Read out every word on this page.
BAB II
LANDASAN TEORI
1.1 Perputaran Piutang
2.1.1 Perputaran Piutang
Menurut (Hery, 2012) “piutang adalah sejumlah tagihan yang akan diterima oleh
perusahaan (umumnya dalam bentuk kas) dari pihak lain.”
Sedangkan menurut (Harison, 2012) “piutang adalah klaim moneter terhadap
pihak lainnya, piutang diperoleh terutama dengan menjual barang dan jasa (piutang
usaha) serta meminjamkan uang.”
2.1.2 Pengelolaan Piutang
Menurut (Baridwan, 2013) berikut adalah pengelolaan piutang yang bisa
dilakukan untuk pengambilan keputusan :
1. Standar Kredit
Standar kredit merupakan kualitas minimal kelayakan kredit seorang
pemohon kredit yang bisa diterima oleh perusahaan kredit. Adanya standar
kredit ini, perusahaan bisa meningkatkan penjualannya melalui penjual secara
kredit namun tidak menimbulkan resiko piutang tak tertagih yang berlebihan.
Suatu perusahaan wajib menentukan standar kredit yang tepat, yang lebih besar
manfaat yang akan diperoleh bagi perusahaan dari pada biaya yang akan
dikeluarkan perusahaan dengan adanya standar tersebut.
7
........
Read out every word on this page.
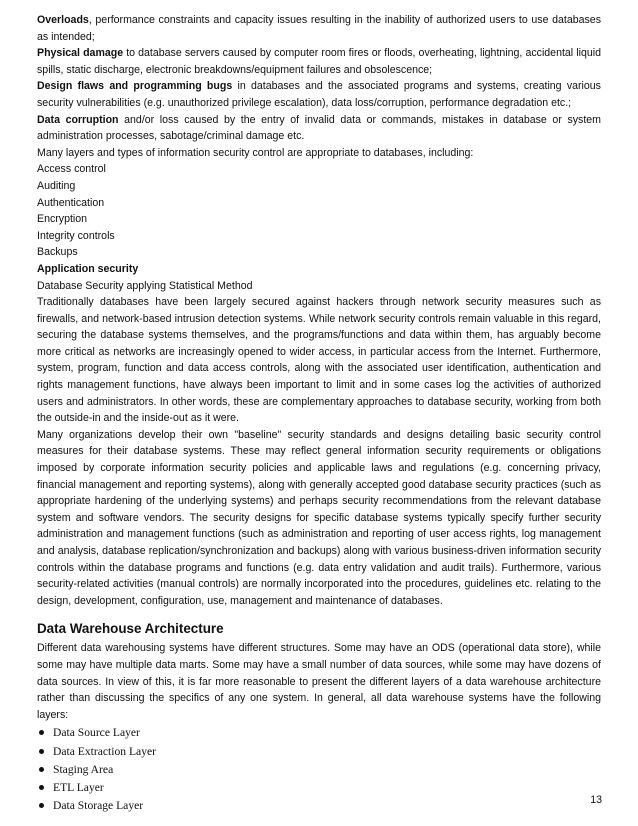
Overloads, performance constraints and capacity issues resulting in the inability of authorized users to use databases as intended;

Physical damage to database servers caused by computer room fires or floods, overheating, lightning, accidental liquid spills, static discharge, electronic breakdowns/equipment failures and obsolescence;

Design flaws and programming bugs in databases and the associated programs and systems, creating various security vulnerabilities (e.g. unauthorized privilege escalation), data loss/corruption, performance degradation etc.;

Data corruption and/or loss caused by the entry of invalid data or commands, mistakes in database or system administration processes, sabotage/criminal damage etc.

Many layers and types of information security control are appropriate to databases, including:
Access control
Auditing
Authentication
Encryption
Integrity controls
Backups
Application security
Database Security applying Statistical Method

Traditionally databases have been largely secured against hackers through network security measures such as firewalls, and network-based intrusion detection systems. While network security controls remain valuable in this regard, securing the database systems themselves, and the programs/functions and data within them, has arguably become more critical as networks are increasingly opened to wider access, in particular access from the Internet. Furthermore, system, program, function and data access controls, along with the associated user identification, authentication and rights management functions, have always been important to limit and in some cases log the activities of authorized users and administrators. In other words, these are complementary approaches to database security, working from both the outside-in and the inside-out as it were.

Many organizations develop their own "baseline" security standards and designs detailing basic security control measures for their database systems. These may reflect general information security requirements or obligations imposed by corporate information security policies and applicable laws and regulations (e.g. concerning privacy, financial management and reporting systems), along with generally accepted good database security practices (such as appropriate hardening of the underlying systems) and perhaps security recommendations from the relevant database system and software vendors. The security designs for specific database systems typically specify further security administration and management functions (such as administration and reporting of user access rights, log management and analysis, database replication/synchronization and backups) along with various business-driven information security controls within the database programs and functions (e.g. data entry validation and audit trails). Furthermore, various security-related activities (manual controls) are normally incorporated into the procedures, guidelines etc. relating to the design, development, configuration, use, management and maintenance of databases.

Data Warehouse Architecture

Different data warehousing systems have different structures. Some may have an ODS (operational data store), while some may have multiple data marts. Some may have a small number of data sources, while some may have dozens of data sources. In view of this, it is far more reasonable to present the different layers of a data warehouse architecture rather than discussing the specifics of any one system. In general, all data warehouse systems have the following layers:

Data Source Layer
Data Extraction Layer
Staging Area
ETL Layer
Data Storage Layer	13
........
_Task to complete_. Go through the records and pull out each line that includes the word "Many".

_Complete output_.
Many layers and types of information security control are appropriate to databases, including:
Many organizations develop their own "baseline" security standards and designs detailing basic security control measures for their database systems. These may reflect general information security requirements or obligations imposed by corporate information security policies and applicable laws and regulations (e.g. concerning privacy, financial management and reporting systems), along with generally accepted good database security practices (such as appropriate hardening of the underlying systems) and perhaps security recommendations from the relevant database system and software vendors. The security designs for specific database systems typically specify further security administration and management functions (such as administration and reporting of user access rights, log management and analysis, database replication/synchronization and backups) along with various business-driven information security controls within the database programs and functions (e.g. data entry validation and audit trails). Furthermore, various security-related activities (manual controls) are normally incorporated into the procedures, guidelines etc. relating to the design, development, configuration, use, management and maintenance of databases.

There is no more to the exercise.